[Part of a data file]
=======

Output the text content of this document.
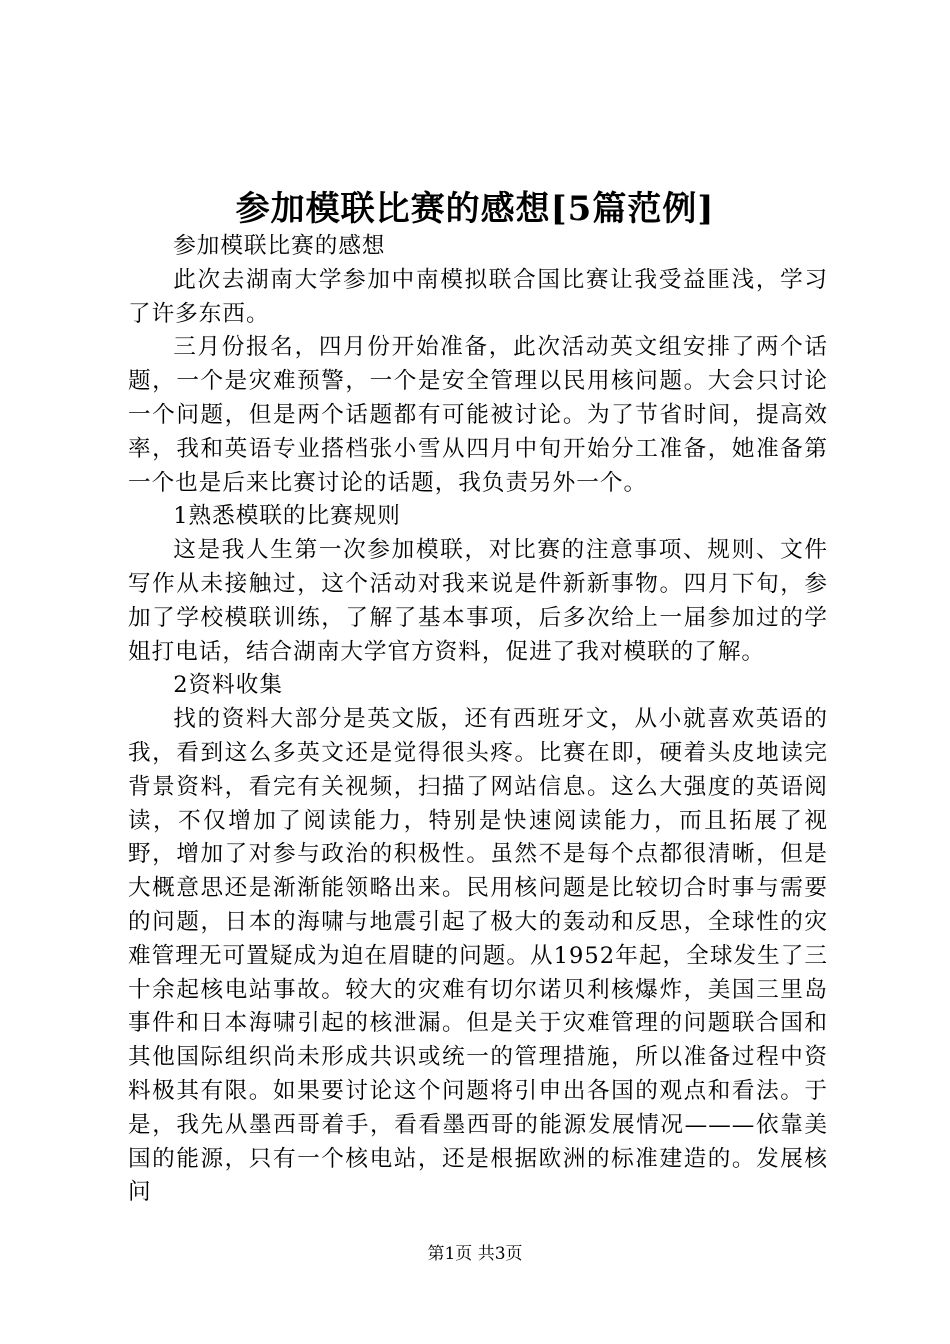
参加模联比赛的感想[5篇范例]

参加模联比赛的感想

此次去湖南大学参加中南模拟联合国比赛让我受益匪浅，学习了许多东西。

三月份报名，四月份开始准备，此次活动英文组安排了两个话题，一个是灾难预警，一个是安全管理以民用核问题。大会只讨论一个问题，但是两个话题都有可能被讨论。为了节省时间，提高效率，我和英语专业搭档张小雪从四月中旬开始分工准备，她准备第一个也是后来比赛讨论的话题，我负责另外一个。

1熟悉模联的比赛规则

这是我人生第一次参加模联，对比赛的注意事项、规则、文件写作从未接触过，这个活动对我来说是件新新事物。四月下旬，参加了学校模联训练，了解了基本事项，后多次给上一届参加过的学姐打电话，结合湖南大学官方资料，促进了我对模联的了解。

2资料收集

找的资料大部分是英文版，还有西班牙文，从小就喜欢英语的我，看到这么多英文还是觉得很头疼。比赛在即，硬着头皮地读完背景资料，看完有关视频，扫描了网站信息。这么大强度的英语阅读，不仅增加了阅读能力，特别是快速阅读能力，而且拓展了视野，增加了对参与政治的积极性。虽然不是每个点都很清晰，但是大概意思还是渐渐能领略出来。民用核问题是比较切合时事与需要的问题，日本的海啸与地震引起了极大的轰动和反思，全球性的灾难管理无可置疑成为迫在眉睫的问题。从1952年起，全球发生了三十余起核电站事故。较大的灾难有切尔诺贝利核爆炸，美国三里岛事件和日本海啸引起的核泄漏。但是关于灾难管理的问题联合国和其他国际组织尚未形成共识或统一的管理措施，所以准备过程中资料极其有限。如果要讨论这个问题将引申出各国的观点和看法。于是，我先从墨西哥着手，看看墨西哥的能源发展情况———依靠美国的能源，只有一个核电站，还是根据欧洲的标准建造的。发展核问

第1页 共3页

=======

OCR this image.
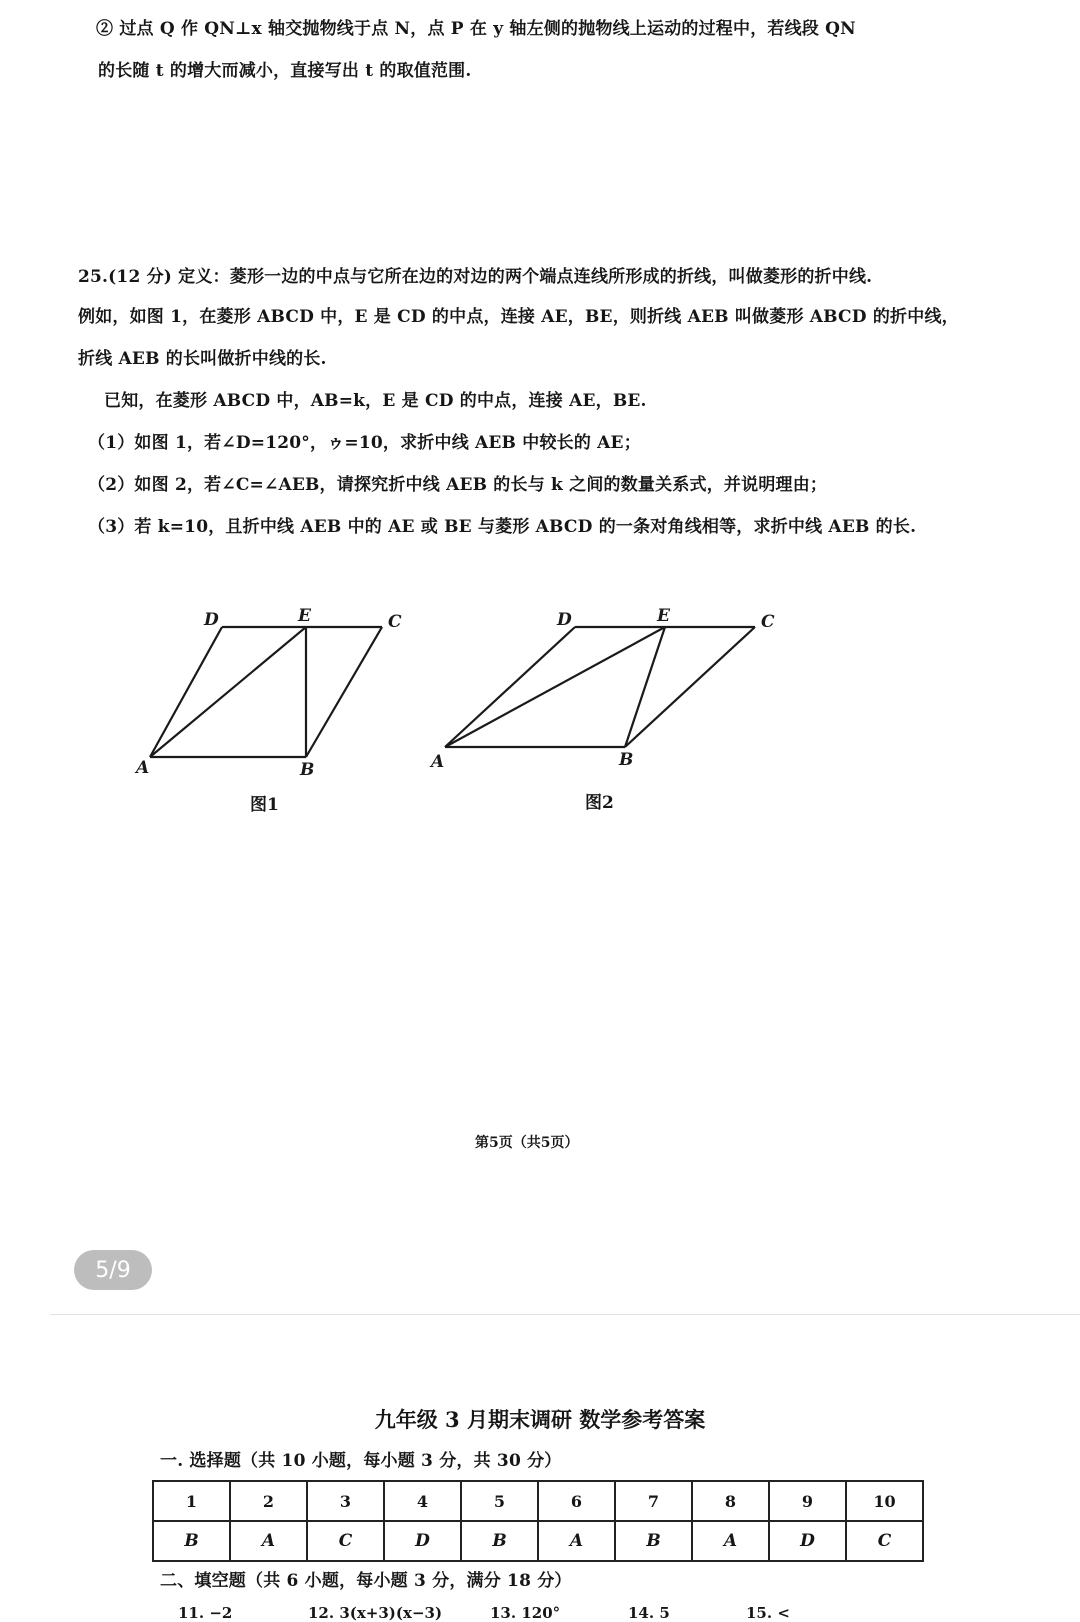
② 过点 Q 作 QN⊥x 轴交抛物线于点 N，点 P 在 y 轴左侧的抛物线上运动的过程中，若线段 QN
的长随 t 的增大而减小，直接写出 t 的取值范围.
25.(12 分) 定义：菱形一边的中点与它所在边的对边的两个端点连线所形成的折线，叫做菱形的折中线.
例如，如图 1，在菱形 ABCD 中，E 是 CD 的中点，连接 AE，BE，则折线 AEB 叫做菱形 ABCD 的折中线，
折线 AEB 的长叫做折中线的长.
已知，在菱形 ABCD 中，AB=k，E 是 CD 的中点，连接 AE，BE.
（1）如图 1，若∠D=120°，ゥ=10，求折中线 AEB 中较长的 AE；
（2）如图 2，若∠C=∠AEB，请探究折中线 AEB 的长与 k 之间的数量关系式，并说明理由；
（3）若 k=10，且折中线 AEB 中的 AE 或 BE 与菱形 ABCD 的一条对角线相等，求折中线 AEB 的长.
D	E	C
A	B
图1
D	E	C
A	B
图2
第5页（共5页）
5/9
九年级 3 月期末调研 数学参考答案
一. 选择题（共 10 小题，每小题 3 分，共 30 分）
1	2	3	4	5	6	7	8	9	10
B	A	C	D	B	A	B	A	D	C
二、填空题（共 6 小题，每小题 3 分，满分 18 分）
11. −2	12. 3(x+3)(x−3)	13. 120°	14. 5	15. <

=======

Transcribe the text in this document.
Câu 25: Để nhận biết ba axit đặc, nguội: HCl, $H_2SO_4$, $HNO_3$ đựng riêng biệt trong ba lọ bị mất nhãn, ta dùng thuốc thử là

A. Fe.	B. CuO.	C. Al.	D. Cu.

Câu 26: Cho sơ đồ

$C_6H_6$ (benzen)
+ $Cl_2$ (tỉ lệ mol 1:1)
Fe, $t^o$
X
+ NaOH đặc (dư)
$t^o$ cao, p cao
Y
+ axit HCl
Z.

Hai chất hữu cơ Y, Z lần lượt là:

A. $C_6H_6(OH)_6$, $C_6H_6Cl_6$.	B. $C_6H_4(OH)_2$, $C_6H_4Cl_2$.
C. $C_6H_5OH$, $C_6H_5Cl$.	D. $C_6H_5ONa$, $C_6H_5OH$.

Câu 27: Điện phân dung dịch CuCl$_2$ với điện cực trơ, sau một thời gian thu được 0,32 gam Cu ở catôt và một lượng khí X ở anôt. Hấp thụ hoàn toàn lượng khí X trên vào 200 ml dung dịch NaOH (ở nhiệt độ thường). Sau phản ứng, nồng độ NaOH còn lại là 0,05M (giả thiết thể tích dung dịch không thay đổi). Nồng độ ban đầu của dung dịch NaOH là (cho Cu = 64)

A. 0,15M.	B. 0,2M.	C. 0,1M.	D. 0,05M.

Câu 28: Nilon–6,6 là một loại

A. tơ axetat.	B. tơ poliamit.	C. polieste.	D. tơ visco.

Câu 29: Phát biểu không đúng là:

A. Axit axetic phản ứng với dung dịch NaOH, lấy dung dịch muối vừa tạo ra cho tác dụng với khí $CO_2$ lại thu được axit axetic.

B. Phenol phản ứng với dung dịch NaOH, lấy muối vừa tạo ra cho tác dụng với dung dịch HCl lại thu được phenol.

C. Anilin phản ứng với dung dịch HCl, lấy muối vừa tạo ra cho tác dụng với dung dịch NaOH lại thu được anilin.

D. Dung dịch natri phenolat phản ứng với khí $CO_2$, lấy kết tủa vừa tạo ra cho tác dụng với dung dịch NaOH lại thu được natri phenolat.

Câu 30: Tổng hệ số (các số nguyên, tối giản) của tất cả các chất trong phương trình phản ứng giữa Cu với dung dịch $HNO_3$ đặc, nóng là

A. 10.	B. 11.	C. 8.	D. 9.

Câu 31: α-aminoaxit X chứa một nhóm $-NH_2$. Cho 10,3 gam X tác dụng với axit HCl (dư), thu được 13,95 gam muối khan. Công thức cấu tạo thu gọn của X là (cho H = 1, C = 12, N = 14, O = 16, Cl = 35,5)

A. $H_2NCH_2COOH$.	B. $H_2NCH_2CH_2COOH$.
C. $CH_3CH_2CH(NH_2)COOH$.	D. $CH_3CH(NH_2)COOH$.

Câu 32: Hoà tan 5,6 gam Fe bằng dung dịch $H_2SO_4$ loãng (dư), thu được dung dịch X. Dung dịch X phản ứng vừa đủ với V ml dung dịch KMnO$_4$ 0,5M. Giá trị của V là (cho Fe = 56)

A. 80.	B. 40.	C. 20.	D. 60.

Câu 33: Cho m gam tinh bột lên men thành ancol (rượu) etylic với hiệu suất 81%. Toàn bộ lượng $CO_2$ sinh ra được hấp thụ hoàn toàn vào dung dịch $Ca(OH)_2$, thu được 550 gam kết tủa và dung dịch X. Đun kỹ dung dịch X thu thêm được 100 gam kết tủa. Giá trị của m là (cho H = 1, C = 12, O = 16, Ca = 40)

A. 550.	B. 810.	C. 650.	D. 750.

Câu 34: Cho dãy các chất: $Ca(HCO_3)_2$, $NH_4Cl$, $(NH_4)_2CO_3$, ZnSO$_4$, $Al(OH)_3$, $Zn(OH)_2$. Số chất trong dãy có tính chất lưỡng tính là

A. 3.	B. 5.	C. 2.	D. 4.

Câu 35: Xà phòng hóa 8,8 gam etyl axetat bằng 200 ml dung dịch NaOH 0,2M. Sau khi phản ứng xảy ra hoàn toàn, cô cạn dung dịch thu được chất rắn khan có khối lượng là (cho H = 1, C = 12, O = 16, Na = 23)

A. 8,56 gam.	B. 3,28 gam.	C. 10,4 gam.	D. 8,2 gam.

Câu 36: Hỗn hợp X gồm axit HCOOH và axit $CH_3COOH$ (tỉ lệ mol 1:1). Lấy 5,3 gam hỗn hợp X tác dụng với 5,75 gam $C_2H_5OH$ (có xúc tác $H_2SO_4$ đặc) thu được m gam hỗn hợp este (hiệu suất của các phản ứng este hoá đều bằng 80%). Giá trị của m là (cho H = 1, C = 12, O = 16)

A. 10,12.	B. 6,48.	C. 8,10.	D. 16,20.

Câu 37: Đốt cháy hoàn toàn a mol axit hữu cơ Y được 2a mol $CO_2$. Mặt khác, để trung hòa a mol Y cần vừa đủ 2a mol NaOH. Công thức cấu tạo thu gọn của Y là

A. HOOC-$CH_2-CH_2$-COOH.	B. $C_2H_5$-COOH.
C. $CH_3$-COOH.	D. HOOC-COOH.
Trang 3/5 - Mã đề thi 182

=======

Exercise directions: Pull out all lines in the data above that include "axetat".

Response to this task:
A. tơ axetat.	B. tơ poliamit.	C. polieste.	D. tơ visco.
Câu 35: Xà phòng hóa 8,8 gam etyl axetat bằng 200 ml dung dịch NaOH 0,2M. Sau khi phản ứng xảy ra hoàn toàn, cô cạn dung dịch thu được chất rắn khan có khối lượng là (cho H = 1, C = 12, O = 16, Na = 23)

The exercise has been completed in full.